| Tasks to complete |
(a) In the commentary on fixing Facebook, what policy does Kevin Kelly ask Facebook to adopt?
(b) Write the next part of the commentary on fixing Facebook, picking up after its last sentence.

| Selected extract |
-*-
Yesterday appeared on the New York Times How to Fix Facebook? We Asked 9 Experts, obviously in response to the latest news that Facebook had communicated to Congress details about paid advertisements by foreign interests attempting to influence the outcome of 2016’s election. Fake news is the center and front of the debate and behind lies the technical question of how to spot them and defuse them. The article offers a few insights, including some that may well be the solution.

The second comment, by Kevin Kelly, Wired co-founder, is not such a technical prowess: it basically asks Facebook to engage in a Know-Your-Customer (KYC) policy, similar to banks. This is indeed not unreasonable. Information is power, so unregulated access to that power (fueled by access to large amounts of money by the advertisers) leads to bad outcomes, such as 126 million users receiving the flagged ads.
-*-
| Data block |
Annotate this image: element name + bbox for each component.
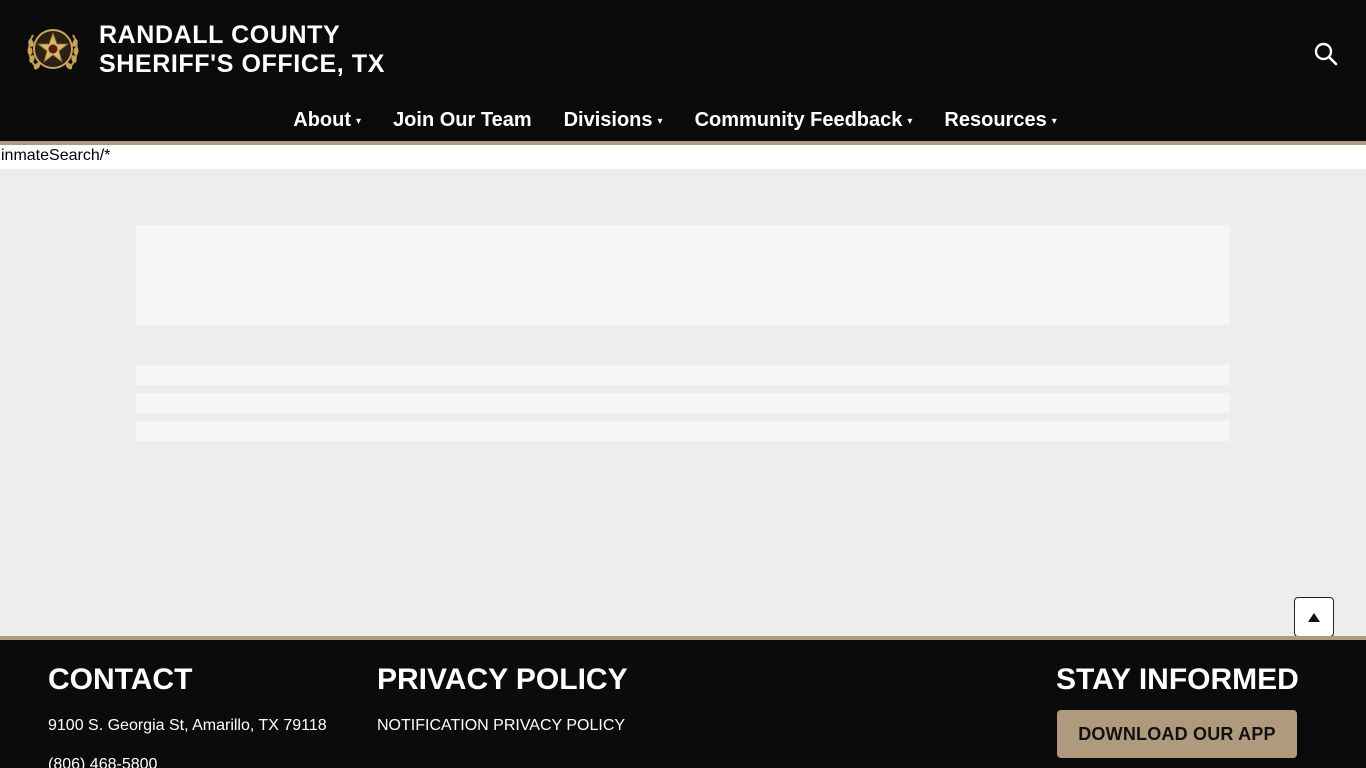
-*-
| Outputs |
(a) A Know-Your-Customer (KYC) policy, similar to the ones banks use.

(b)
Fake news is similar to money laundering in a way, which is the process of turning “dirty” money into “clean” money via its discreet introduction in the banking system, by ways of, e.g., structuring (breaking up the amount in smaller portions and re-aggregating at the end of the process). Fake news can be understood as info laundering: taking a “dirty” (fake) piece of information and turning it into clean (perhaps measured as its order of influence, or how much trust is given to it) news by introducing it into the system.

KYC allows banks to screen the myriad accounts that may be employed to introduce the small amounts during the structuring phase. To break info laundering, KYC can equally be employed to flag the small accounts that introduce the bad ads into the system.

How is that technically feasible? Now that Facebook has submitted to Congress the details of advertisers engaging in fake news and influence, there is no question that this information constitutes a nice labeled training set for its engineers to use for flagging future bad accounts. This is the process that banks or regulated payment authorities use to detect fraud, and it has been readily available for some time. And it is perhaps in line with Eli Pariser’s point that some info should be made available for research. Developing the models to flag bad accounts emitting dirty info – which certainly differ from off-the-shelf credit card fraud detection methods – could be the key to solve the spread of fake news and info laundering.

EDIT 01/11: I found this great post linking game theory and the spread of fake news, interesting take that could offer solutions to slow down the spread of fake news (e.g., reward non-fake news so that propagating fake ones is costlier?)